▶ **Set exercise**
Put the rows, starting at the first and ending at the one that contains "legend-item-cps[interactable]: CPS Persisted", into a Markdown table with columns No. and Entry, numbering each row and leaving out blank lines.

▶ **Material shown**
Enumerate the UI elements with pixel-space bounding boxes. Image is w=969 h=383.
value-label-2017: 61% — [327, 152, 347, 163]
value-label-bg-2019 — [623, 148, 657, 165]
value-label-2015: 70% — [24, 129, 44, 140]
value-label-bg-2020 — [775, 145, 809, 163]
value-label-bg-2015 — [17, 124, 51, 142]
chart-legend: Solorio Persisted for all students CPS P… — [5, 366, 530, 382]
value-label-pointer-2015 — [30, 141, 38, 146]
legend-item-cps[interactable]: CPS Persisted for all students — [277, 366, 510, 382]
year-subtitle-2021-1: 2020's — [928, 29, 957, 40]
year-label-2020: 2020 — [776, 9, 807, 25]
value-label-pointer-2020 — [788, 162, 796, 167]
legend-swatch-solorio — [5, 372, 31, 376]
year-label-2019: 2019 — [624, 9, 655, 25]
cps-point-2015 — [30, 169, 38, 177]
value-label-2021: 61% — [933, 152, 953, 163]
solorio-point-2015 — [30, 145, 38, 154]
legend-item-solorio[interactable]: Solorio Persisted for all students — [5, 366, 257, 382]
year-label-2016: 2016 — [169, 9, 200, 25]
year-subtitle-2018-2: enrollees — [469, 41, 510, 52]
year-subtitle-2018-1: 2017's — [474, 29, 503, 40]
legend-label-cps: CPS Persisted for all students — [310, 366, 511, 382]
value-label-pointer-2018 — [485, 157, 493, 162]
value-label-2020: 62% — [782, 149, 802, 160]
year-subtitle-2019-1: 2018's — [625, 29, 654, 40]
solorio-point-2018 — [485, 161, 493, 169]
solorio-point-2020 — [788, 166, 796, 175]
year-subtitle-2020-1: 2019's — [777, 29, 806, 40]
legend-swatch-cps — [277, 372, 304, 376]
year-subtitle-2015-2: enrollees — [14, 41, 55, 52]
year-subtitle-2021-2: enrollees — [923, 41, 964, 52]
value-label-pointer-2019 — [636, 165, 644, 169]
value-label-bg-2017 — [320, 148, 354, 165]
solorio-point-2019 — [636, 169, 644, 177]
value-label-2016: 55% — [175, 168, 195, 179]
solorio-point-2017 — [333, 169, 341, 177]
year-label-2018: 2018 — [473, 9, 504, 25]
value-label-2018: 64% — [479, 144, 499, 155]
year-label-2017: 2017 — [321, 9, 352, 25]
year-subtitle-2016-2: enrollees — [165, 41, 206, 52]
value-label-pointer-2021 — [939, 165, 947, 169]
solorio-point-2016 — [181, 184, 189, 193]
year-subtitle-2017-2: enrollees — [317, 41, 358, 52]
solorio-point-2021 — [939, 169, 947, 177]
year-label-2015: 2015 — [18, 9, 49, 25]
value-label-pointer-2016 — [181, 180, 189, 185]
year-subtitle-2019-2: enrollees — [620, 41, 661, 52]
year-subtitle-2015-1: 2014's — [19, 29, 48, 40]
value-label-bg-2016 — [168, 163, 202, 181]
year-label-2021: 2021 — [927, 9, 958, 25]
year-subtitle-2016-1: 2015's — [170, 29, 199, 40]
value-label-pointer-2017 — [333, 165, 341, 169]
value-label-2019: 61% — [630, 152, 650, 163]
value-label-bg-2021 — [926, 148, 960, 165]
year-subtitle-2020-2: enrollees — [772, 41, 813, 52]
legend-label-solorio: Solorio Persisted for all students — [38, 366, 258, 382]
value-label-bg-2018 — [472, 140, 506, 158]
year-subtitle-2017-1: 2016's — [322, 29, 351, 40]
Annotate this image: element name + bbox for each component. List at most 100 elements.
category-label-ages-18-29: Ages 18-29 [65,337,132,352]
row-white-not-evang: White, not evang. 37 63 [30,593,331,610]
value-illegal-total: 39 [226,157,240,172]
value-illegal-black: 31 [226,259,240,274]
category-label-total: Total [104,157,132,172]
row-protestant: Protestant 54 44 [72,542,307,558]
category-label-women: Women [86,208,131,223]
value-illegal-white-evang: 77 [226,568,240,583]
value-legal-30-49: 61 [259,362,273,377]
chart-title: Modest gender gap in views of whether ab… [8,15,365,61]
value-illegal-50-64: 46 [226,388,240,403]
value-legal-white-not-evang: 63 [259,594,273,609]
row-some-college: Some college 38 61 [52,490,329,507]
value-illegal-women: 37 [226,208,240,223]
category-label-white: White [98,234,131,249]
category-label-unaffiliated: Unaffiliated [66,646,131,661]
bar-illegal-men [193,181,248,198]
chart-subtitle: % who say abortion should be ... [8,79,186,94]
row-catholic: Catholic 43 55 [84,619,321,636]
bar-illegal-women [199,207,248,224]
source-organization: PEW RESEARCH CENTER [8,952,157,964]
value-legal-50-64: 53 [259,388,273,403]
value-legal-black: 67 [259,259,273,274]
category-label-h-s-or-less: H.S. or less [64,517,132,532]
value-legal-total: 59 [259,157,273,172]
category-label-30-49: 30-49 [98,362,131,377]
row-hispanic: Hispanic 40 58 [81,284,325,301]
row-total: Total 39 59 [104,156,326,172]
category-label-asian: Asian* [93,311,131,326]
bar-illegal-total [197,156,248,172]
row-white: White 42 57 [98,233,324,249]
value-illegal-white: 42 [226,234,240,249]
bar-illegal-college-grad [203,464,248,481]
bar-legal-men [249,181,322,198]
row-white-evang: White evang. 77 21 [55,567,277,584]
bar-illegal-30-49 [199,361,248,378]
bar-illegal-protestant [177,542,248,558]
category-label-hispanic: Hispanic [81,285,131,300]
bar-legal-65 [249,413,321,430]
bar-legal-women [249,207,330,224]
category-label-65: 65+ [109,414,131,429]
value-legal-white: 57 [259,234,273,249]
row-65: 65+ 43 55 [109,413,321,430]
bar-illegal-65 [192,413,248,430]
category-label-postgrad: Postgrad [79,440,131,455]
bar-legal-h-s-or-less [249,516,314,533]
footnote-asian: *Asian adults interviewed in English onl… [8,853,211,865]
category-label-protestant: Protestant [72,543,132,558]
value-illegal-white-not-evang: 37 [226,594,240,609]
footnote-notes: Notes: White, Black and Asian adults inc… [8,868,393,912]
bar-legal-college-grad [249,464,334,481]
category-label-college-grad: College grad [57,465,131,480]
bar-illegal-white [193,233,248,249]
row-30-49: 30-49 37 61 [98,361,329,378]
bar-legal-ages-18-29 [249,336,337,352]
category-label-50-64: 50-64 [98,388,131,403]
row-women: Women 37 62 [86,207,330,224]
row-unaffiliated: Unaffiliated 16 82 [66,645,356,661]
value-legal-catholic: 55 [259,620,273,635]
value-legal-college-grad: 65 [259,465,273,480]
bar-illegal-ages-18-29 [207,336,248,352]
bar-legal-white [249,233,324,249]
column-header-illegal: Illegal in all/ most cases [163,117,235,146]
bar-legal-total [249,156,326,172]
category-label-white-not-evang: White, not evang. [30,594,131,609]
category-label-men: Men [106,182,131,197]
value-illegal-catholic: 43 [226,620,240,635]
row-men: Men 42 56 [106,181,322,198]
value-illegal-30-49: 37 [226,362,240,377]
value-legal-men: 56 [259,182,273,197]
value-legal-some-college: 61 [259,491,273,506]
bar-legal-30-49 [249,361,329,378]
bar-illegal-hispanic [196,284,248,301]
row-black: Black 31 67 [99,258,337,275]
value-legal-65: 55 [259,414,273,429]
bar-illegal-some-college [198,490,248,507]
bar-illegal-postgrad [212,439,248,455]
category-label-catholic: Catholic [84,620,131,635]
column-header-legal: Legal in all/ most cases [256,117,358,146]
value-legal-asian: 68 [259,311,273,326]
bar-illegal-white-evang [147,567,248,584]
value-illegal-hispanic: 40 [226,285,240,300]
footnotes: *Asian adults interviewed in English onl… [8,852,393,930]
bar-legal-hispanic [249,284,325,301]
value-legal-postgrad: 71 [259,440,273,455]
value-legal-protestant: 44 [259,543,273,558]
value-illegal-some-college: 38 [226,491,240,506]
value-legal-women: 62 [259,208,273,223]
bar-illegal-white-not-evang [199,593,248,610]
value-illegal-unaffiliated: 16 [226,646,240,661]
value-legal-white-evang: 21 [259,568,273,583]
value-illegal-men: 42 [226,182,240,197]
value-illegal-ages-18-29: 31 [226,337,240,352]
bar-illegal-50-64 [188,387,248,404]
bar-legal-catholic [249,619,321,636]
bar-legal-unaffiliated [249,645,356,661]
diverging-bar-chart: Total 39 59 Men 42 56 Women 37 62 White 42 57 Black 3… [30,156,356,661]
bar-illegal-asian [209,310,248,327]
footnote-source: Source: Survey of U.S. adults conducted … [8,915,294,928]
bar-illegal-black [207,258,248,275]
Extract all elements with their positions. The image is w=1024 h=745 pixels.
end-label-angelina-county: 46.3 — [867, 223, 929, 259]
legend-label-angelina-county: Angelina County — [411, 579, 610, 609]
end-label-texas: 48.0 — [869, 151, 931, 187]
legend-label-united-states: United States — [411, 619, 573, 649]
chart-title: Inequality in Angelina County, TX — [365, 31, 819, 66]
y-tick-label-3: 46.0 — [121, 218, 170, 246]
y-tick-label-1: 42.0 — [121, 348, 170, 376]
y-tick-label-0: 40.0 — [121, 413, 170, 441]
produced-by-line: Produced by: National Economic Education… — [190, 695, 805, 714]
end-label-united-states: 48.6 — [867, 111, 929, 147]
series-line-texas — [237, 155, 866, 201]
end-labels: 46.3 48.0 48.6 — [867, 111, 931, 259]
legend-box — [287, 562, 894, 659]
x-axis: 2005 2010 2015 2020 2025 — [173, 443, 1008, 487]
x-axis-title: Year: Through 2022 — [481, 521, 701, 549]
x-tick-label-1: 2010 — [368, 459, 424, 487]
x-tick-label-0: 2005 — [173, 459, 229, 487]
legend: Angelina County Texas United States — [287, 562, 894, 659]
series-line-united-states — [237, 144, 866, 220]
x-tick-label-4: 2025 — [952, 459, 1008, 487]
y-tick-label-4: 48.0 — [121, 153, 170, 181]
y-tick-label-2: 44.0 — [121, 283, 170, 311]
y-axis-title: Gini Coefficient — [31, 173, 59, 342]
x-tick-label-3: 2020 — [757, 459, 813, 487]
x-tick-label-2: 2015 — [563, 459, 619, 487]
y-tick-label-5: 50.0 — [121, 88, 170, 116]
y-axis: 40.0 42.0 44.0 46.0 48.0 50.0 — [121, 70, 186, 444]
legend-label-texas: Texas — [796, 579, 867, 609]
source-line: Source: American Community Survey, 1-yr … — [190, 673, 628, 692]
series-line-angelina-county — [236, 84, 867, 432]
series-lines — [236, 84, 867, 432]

▶ **Exercise output**
| No. | Entry |
|---|---|
| 1 | Enumerate the UI elements with pixel-space bounding boxes. Image is w=969 h=383. |
| 2 | value-label-2017: 61% — [327, 152, 347, 163] |
| 3 | value-label-bg-2019 — [623, 148, 657, 165] |
| 4 | value-label-2015: 70% — [24, 129, 44, 140] |
| 5 | value-label-bg-2020 — [775, 145, 809, 163] |
| 6 | value-label-bg-2015 — [17, 124, 51, 142] |
| 7 | chart-legend: Solorio Persisted for all students CPS P… — [5, 366, 530, 382] |
| 8 | value-label-pointer-2015 — [30, 141, 38, 146] |
| 9 | legend-item-cps[interactable]: CPS Persisted for all students — [277, 366, 510, 382] |